#### Challenge:
Copy out only the lines running from the one that contains "Read out every word on this page." through the end of the listing. Pictures stay out.

#### Provided records:

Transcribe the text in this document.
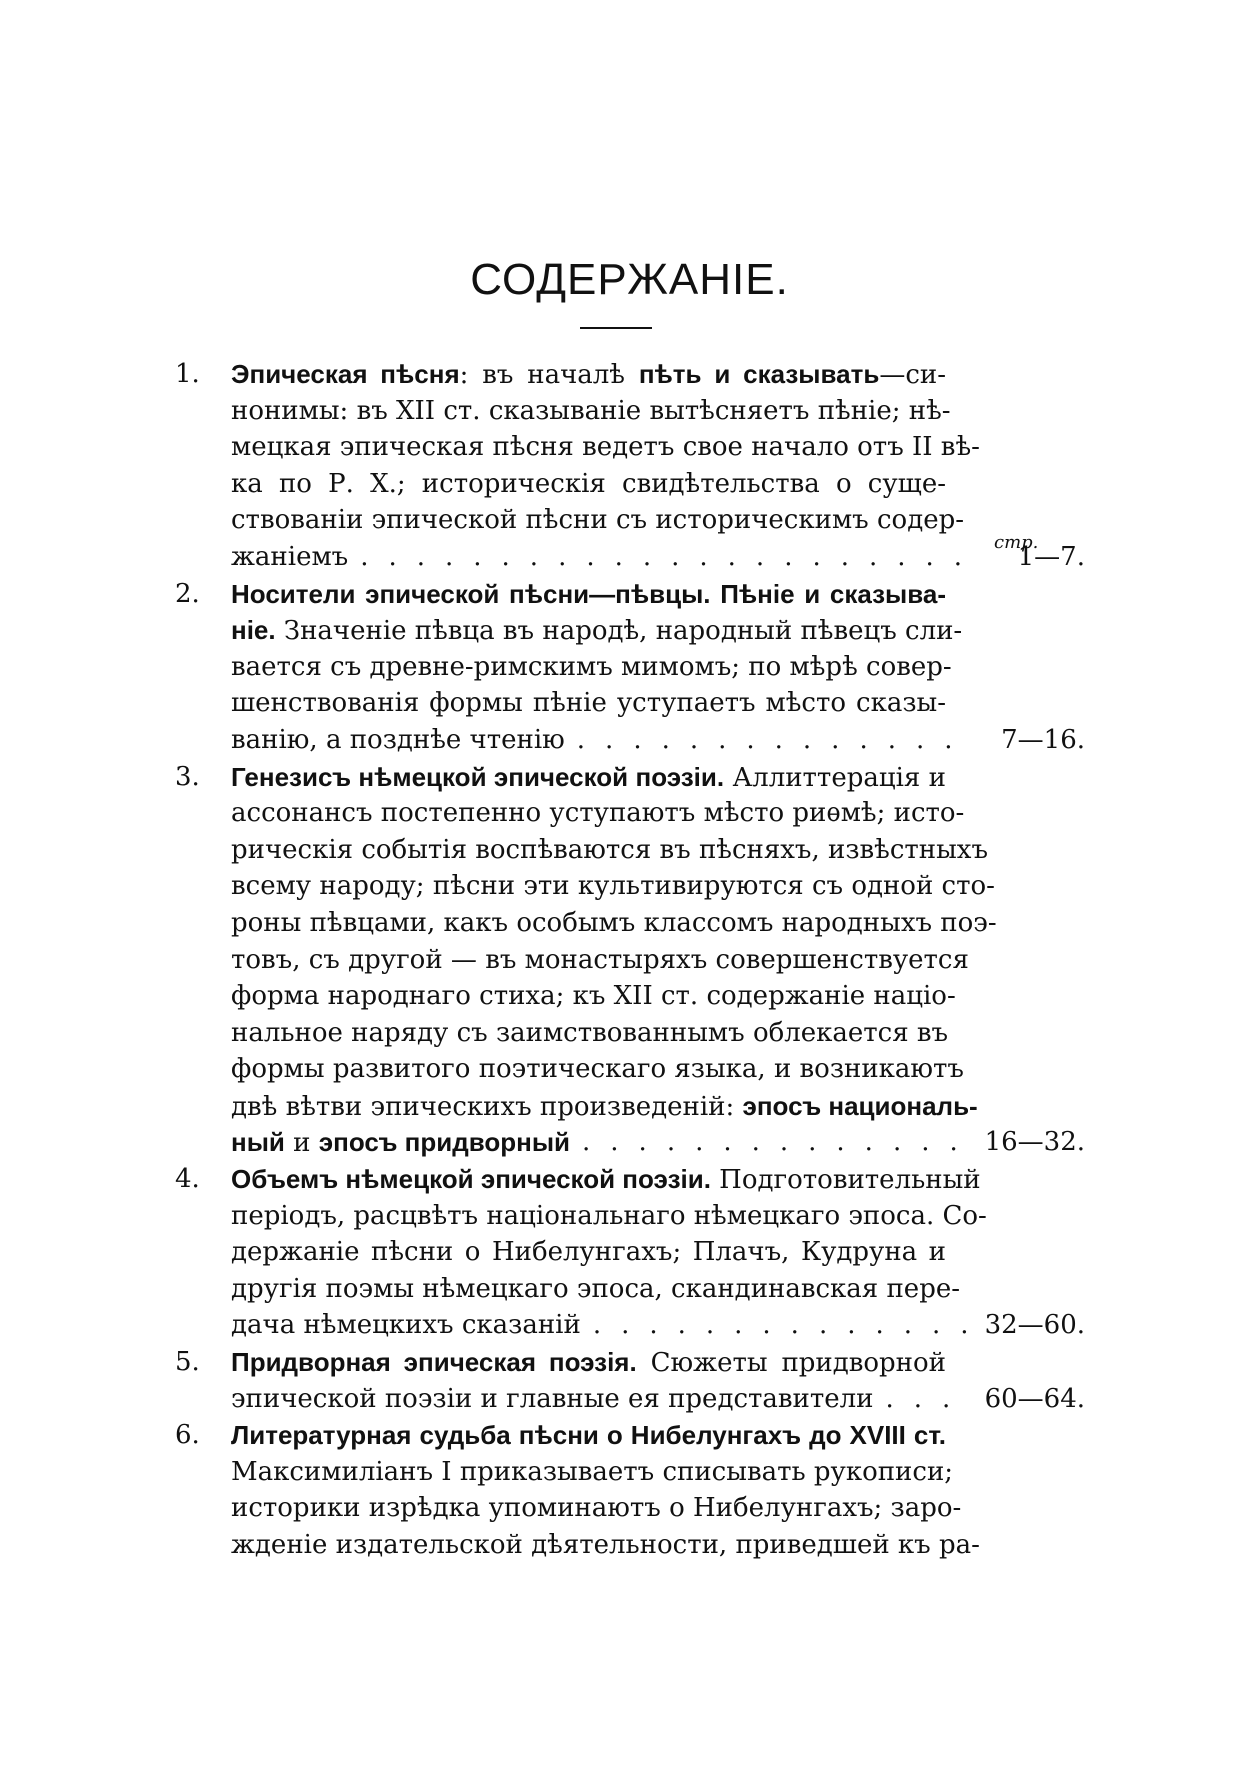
СОДЕРЖАНІЕ.
1.	Эпическая пѣсня: въ началѣ пѣть и сказывать—си-
нонимы: въ XII ст. сказываніе вытѣсняетъ пѣніе; нѣ-
мецкая эпическая пѣсня ведетъ свое начало отъ II вѣ-
ка по Р. Х.; историческія свидѣтельства о суще-
ствованіи эпической пѣсни съ историческимъ содер-
жаніемъ ......................	1—7.
стр.
2.	Носители эпической пѣсни—пѣвцы. Пѣніе и сказыва-
ніе. Значеніе пѣвца въ народѣ, народный пѣвецъ сли-
вается съ древне-римскимъ мимомъ; по мѣрѣ совер-
шенствованія формы пѣніе уступаетъ мѣсто сказы-
ванію, а позднѣе чтенію ..............	7—16.
3.	Генезисъ нѣмецкой эпической поэзіи. Аллиттерація и
ассонансъ постепенно уступаютъ мѣсто риѳмѣ; исто-
рическія событія воспѣваются въ пѣсняхъ, извѣстныхъ
всему народу; пѣсни эти культивируются съ одной сто-
роны пѣвцами, какъ особымъ классомъ народныхъ поэ-
товъ, съ другой — въ монастыряхъ совершенствуется
форма народнаго стиха; къ XII ст. содержаніе націо-
нальное наряду съ заимствованнымъ облекается въ
формы развитого поэтическаго языка, и возникаютъ
двѣ вѣтви эпическихъ произведеній: эпосъ националь-
ный и эпосъ придворный .............. 16—32.
4.	Объемъ нѣмецкой эпической поэзіи. Подготовительный
періодъ, расцвѣтъ національнаго нѣмецкаго эпоса. Со-
держаніе пѣсни о Нибелунгахъ; Плачъ, Кудруна и
другія поэмы нѣмецкаго эпоса, скандинавская пере-
дача нѣмецкихъ сказаній ..............
32—60.
5.	Придворная эпическая поэзія. Сюжеты придворной
эпической поэзіи и главные ея представители ... 60—64.
6.	Литературная судьба пѣсни о Нибелунгахъ до XVIII ст.
Максимиліанъ I приказываетъ списывать рукописи;
историки изрѣдка упоминаютъ о Нибелунгахъ; заро-
жденіе издательской дѣятельности, приведшей къ ра-
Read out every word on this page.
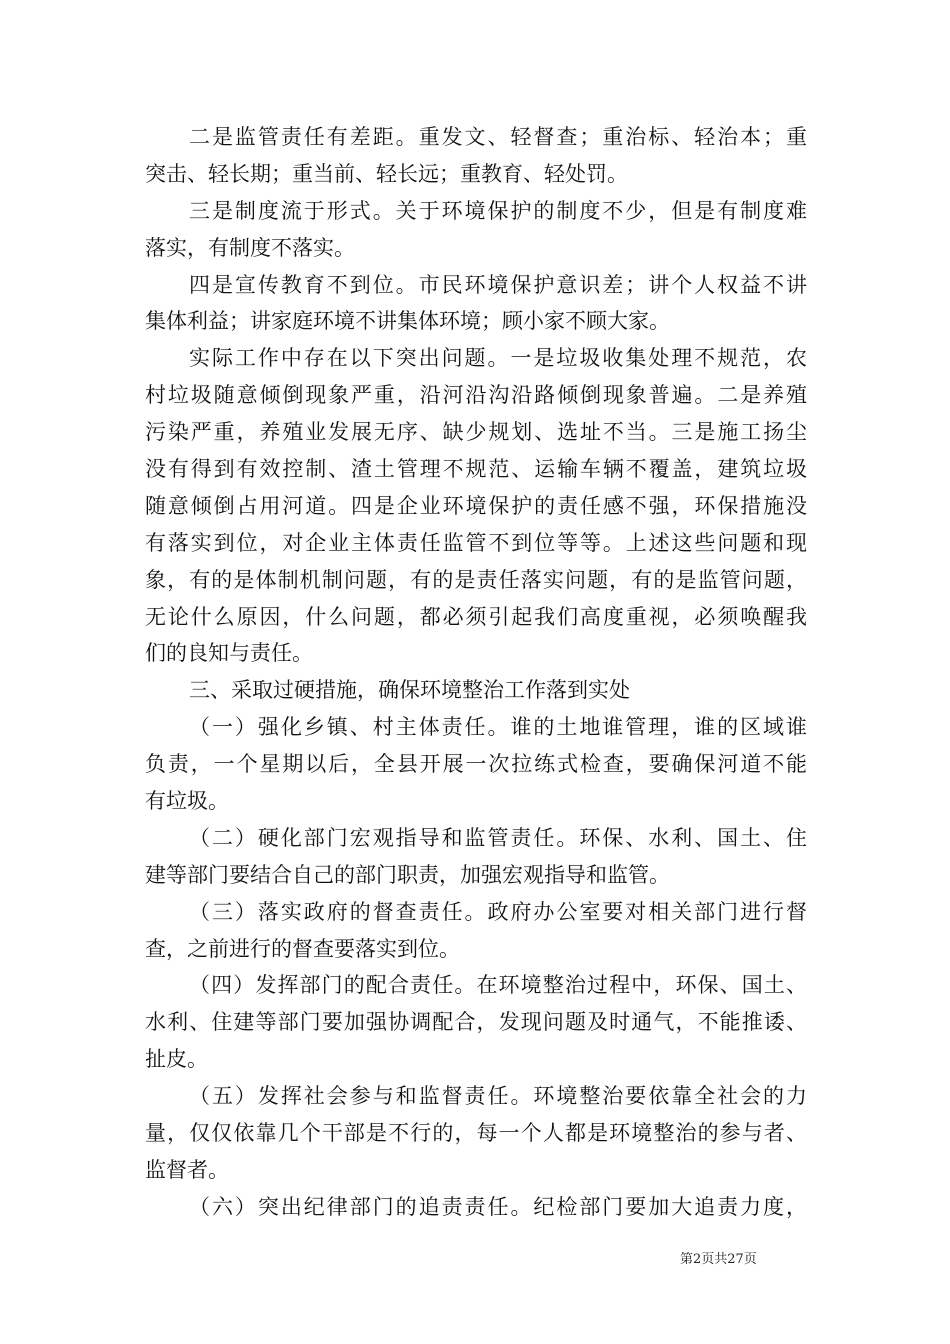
二是监管责任有差距。重发文、轻督查；重治标、轻治本；重
突击、轻长期；重当前、轻长远；重教育、轻处罚。
三是制度流于形式。关于环境保护的制度不少，但是有制度难
落实，有制度不落实。
四是宣传教育不到位。市民环境保护意识差；讲个人权益不讲
集体利益；讲家庭环境不讲集体环境；顾小家不顾大家。
实际工作中存在以下突出问题。一是垃圾收集处理不规范，农
村垃圾随意倾倒现象严重，沿河沿沟沿路倾倒现象普遍。二是养殖
污染严重，养殖业发展无序、缺少规划、选址不当。三是施工扬尘
没有得到有效控制、渣土管理不规范、运输车辆不覆盖，建筑垃圾
随意倾倒占用河道。四是企业环境保护的责任感不强，环保措施没
有落实到位，对企业主体责任监管不到位等等。上述这些问题和现
象，有的是体制机制问题，有的是责任落实问题，有的是监管问题，
无论什么原因，什么问题，都必须引起我们高度重视，必须唤醒我
们的良知与责任。
三、采取过硬措施，确保环境整治工作落到实处
（一）强化乡镇、村主体责任。谁的土地谁管理，谁的区域谁
负责，一个星期以后，全县开展一次拉练式检查，要确保河道不能
有垃圾。
（二）硬化部门宏观指导和监管责任。环保、水利、国土、住
建等部门要结合自己的部门职责，加强宏观指导和监管。
（三）落实政府的督查责任。政府办公室要对相关部门进行督
查，之前进行的督查要落实到位。
（四）发挥部门的配合责任。在环境整治过程中，环保、国土、
水利、住建等部门要加强协调配合，发现问题及时通气，不能推诿、
扯皮。
（五）发挥社会参与和监督责任。环境整治要依靠全社会的力
量，仅仅依靠几个干部是不行的，每一个人都是环境整治的参与者、
监督者。
（六）突出纪律部门的追责责任。纪检部门要加大追责力度，
第2页共27页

#### Output:
Read out every word on this page.
二是监管责任有差距。重发文、轻督查；重治标、轻治本；重
突击、轻长期；重当前、轻长远；重教育、轻处罚。
三是制度流于形式。关于环境保护的制度不少，但是有制度难
落实，有制度不落实。
四是宣传教育不到位。市民环境保护意识差；讲个人权益不讲
集体利益；讲家庭环境不讲集体环境；顾小家不顾大家。
实际工作中存在以下突出问题。一是垃圾收集处理不规范，农
村垃圾随意倾倒现象严重，沿河沿沟沿路倾倒现象普遍。二是养殖
污染严重，养殖业发展无序、缺少规划、选址不当。三是施工扬尘
没有得到有效控制、渣土管理不规范、运输车辆不覆盖，建筑垃圾
随意倾倒占用河道。四是企业环境保护的责任感不强，环保措施没
有落实到位，对企业主体责任监管不到位等等。上述这些问题和现
象，有的是体制机制问题，有的是责任落实问题，有的是监管问题，
无论什么原因，什么问题，都必须引起我们高度重视，必须唤醒我
们的良知与责任。
三、采取过硬措施，确保环境整治工作落到实处
（一）强化乡镇、村主体责任。谁的土地谁管理，谁的区域谁
负责，一个星期以后，全县开展一次拉练式检查，要确保河道不能
有垃圾。
（二）硬化部门宏观指导和监管责任。环保、水利、国土、住
建等部门要结合自己的部门职责，加强宏观指导和监管。
（三）落实政府的督查责任。政府办公室要对相关部门进行督
查，之前进行的督查要落实到位。
（四）发挥部门的配合责任。在环境整治过程中，环保、国土、
水利、住建等部门要加强协调配合，发现问题及时通气，不能推诿、
扯皮。
（五）发挥社会参与和监督责任。环境整治要依靠全社会的力
量，仅仅依靠几个干部是不行的，每一个人都是环境整治的参与者、
监督者。
（六）突出纪律部门的追责责任。纪检部门要加大追责力度，
第2页共27页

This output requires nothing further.